### Saved entries
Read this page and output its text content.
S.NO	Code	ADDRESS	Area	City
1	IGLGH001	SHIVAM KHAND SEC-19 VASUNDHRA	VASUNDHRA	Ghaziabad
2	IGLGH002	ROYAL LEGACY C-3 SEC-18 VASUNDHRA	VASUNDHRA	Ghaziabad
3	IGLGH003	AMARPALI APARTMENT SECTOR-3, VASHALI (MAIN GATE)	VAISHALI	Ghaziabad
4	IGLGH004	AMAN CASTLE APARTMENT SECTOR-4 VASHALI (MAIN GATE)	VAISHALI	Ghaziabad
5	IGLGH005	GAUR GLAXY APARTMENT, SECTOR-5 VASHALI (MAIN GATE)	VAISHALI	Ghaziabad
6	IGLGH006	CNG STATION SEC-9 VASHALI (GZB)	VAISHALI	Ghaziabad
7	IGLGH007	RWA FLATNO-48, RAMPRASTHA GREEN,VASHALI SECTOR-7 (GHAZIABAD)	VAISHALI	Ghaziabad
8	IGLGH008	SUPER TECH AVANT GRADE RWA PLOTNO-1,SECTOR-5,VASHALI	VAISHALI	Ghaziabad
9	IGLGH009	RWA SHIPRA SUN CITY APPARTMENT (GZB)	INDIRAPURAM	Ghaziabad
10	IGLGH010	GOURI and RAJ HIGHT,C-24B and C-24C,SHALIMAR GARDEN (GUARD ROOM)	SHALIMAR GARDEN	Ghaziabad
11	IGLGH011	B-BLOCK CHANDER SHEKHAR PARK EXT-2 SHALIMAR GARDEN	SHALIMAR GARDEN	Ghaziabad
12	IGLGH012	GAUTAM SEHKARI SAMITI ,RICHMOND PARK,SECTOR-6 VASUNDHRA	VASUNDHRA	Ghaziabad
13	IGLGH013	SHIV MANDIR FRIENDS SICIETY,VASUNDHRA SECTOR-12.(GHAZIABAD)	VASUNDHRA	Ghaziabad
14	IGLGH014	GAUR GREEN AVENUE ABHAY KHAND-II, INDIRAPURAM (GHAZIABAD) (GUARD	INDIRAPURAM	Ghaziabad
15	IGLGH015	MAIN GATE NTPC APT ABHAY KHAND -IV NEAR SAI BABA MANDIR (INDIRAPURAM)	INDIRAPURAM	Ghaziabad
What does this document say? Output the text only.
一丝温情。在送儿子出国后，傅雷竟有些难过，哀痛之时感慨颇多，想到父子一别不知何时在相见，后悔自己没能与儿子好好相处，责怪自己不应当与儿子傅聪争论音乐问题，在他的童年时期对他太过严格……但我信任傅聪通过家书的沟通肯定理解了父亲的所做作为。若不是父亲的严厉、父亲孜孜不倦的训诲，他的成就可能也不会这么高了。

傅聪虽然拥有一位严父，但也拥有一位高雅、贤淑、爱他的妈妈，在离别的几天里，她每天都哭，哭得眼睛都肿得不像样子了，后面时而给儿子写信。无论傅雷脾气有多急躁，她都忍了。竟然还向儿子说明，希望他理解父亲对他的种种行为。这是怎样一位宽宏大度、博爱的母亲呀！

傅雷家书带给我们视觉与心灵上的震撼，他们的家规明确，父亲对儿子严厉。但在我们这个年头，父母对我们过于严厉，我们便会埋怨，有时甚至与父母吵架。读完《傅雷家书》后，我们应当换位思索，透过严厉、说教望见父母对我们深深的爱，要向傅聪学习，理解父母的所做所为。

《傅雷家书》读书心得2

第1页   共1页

### What to work on
Extract every entry in the listing word for word.

### Result of this task
Read this page and output its text content.
S.NO	Code	ADDRESS	Area	City
1	IGLGH001	SHIVAM KHAND SEC-19 VASUNDHRA	VASUNDHRA	Ghaziabad
2	IGLGH002	ROYAL LEGACY C-3 SEC-18 VASUNDHRA	VASUNDHRA	Ghaziabad
3	IGLGH003	AMARPALI APARTMENT SECTOR-3, VASHALI (MAIN GATE)	VAISHALI	Ghaziabad
4	IGLGH004	AMAN CASTLE APARTMENT SECTOR-4 VASHALI (MAIN GATE)	VAISHALI	Ghaziabad
5	IGLGH005	GAUR GLAXY APARTMENT, SECTOR-5 VASHALI (MAIN GATE)	VAISHALI	Ghaziabad
6	IGLGH006	CNG STATION SEC-9 VASHALI (GZB)	VAISHALI	Ghaziabad
7	IGLGH007	RWA FLATNO-48, RAMPRASTHA GREEN,VASHALI SECTOR-7 (GHAZIABAD)	VAISHALI	Ghaziabad
8	IGLGH008	SUPER TECH AVANT GRADE RWA PLOTNO-1,SECTOR-5,VASHALI	VAISHALI	Ghaziabad
9	IGLGH009	RWA SHIPRA SUN CITY APPARTMENT (GZB)	INDIRAPURAM	Ghaziabad
10	IGLGH010	GOURI and RAJ HIGHT,C-24B and C-24C,SHALIMAR GARDEN (GUARD ROOM)	SHALIMAR GARDEN	Ghaziabad
11	IGLGH011	B-BLOCK CHANDER SHEKHAR PARK EXT-2 SHALIMAR GARDEN	SHALIMAR GARDEN	Ghaziabad
12	IGLGH012	GAUTAM SEHKARI SAMITI ,RICHMOND PARK,SECTOR-6 VASUNDHRA	VASUNDHRA	Ghaziabad
13	IGLGH013	SHIV MANDIR FRIENDS SICIETY,VASUNDHRA SECTOR-12.(GHAZIABAD)	VASUNDHRA	Ghaziabad
14	IGLGH014	GAUR GREEN AVENUE ABHAY KHAND-II, INDIRAPURAM (GHAZIABAD) (GUARD	INDIRAPURAM	Ghaziabad
15	IGLGH015	MAIN GATE NTPC APT ABHAY KHAND -IV NEAR SAI BABA MANDIR (INDIRAPURAM)	INDIRAPURAM	Ghaziabad
What does this document say? Output the text only.
一丝温情。在送儿子出国后，傅雷竟有些难过，哀痛之时感慨颇多，想到父子一别不知何时在相见，后悔自己没能与儿子好好相处，责怪自己不应当与儿子傅聪争论音乐问题，在他的童年时期对他太过严格……但我信任傅聪通过家书的沟通肯定理解了父亲的所做作为。若不是父亲的严厉、父亲孜孜不倦的训诲，他的成就可能也不会这么高了。

傅聪虽然拥有一位严父，但也拥有一位高雅、贤淑、爱他的妈妈，在离别的几天里，她每天都哭，哭得眼睛都肿得不像样子了，后面时而给儿子写信。无论傅雷脾气有多急躁，她都忍了。竟然还向儿子说明，希望他理解父亲对他的种种行为。这是怎样一位宽宏大度、博爱的母亲呀！

傅雷家书带给我们视觉与心灵上的震撼，他们的家规明确，父亲对儿子严厉。但在我们这个年头，父母对我们过于严厉，我们便会埋怨，有时甚至与父母吵架。读完《傅雷家书》后，我们应当换位思索，透过严厉、说教望见父母对我们深深的爱，要向傅聪学习，理解父母的所做所为。

《傅雷家书》读书心得2

第1页   共1页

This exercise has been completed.